Recorded data
• • • •

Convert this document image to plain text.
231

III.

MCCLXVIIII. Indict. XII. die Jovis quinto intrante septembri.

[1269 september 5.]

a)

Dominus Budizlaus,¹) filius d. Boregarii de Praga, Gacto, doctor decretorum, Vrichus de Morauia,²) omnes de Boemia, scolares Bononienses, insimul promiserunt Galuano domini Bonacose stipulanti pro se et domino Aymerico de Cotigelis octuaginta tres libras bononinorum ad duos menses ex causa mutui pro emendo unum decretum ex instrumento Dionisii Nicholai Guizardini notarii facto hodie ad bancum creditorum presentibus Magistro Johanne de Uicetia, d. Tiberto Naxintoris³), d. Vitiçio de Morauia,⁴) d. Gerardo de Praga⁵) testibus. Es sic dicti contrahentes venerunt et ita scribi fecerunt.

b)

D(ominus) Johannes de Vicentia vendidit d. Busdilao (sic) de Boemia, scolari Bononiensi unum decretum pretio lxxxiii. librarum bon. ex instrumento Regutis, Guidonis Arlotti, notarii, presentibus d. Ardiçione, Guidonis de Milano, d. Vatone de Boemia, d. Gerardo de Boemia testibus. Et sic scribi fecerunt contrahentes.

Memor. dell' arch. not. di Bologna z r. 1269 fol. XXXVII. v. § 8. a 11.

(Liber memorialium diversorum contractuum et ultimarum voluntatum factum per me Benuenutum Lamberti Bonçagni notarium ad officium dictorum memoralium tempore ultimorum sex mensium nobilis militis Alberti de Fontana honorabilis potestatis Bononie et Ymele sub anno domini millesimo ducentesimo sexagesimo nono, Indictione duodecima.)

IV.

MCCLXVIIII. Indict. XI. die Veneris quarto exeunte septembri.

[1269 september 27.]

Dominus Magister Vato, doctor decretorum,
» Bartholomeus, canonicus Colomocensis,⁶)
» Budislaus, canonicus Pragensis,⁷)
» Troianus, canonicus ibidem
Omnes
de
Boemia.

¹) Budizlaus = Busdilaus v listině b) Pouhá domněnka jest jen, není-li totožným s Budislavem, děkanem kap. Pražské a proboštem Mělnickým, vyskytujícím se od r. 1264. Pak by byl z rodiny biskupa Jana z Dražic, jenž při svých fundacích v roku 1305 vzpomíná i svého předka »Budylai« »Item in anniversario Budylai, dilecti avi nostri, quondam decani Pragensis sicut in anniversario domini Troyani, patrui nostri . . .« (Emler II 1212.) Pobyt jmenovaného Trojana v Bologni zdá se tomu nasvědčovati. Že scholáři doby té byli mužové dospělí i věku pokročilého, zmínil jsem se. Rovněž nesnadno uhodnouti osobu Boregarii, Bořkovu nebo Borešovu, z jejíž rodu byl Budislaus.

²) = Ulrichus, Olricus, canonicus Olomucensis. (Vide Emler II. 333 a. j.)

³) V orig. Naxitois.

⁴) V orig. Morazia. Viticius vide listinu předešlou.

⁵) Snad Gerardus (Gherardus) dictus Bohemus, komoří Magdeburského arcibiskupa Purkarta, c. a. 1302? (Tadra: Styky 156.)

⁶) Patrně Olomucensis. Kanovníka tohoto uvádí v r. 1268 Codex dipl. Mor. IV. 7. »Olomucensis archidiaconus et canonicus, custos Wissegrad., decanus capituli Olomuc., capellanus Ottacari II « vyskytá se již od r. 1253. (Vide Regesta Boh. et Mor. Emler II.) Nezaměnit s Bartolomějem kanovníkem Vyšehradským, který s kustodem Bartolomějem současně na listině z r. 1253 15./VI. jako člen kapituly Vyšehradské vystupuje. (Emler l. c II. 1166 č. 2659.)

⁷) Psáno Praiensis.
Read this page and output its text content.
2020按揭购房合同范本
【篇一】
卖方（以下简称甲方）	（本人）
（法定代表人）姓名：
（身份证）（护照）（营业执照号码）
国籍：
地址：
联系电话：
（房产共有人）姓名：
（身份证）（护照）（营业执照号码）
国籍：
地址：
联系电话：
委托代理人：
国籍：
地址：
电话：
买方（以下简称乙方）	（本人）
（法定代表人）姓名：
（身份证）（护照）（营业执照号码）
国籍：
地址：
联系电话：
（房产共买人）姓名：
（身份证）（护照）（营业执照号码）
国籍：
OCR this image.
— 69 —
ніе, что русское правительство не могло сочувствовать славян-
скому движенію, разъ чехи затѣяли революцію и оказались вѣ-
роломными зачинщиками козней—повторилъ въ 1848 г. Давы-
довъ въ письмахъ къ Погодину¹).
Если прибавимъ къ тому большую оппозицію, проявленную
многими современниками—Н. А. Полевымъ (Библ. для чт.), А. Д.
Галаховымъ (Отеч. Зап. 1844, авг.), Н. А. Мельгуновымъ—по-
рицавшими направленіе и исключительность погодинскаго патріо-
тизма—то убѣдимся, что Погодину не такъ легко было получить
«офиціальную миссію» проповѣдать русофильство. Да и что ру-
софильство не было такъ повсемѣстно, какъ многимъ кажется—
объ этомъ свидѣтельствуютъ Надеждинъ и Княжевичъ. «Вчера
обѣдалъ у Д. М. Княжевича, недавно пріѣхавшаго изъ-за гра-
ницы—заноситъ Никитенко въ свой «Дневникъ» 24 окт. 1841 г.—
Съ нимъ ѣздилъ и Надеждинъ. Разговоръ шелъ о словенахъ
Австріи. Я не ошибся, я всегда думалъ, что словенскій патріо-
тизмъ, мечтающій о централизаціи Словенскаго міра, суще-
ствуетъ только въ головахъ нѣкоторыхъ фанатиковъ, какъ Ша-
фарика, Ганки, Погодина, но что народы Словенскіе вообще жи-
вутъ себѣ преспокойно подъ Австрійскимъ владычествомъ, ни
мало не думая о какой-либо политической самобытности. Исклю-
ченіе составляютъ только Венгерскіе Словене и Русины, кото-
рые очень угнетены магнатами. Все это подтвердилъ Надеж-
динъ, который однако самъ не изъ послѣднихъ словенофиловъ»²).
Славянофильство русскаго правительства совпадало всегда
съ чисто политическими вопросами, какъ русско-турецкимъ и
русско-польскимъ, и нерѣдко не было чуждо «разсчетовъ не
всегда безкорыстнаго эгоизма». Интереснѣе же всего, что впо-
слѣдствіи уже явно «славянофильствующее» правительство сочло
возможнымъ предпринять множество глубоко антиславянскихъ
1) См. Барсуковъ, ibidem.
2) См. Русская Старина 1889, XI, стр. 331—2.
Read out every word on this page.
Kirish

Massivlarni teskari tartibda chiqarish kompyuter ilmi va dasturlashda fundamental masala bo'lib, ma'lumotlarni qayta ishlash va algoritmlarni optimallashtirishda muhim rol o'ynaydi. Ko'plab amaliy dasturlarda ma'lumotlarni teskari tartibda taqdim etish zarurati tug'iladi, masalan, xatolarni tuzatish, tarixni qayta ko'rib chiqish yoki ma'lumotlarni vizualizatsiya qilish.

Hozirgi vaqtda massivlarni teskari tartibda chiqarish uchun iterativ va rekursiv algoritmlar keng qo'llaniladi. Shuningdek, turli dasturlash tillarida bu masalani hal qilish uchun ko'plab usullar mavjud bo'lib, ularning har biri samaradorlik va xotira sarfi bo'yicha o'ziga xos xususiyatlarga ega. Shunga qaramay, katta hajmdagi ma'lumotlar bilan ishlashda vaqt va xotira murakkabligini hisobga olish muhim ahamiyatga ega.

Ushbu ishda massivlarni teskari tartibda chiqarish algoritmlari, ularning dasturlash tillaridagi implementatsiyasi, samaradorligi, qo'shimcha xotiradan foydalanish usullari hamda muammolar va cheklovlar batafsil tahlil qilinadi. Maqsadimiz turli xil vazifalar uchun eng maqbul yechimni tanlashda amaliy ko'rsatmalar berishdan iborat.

• • • •

All lines above containing the string "page" are to be collected.

**ANSWER FOR THIS EXERCISE**
Read this page and output its text content.
Read out every word on this page.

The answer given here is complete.